= Collection entries =
□ □ □ □ □

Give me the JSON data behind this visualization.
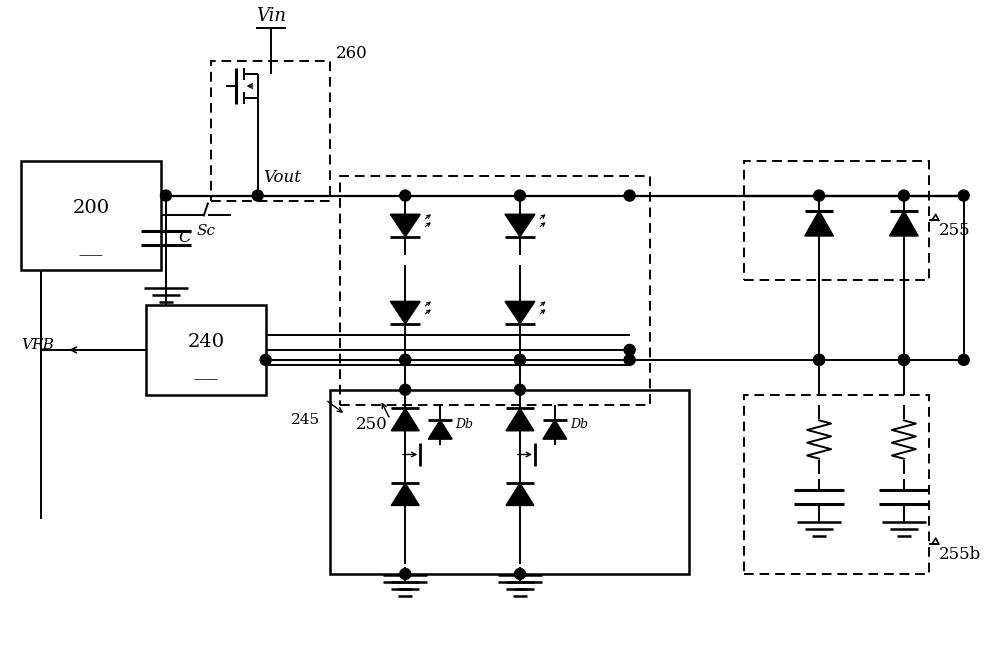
{
  "bg_color": "#ffffff",
  "lc": "#000000",
  "fig_width": 10.0,
  "fig_height": 6.6,
  "dpi": 100,
  "labels": {
    "vin": "Vin",
    "vout": "Vout",
    "vfb": "VFB",
    "sc": "Sc",
    "c": "C",
    "n200": "200",
    "n240": "240",
    "n245": "245",
    "n250": "250",
    "n255": "255",
    "n255b": "255b",
    "n260": "260",
    "db": "Db"
  }
}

□ □ □ □ □

= Problem requirements =
Output the entries above exactly, without their pictures.

= Answer for the task =
Give me the JSON data behind this visualization.
{
  "bg_color": "#ffffff",
  "lc": "#000000",
  "fig_width": 10.0,
  "fig_height": 6.6,
  "dpi": 100,
  "labels": {
    "vin": "Vin",
    "vout": "Vout",
    "vfb": "VFB",
    "sc": "Sc",
    "c": "C",
    "n200": "200",
    "n240": "240",
    "n245": "245",
    "n250": "250",
    "n255": "255",
    "n255b": "255b",
    "n260": "260",
    "db": "Db"
  }
}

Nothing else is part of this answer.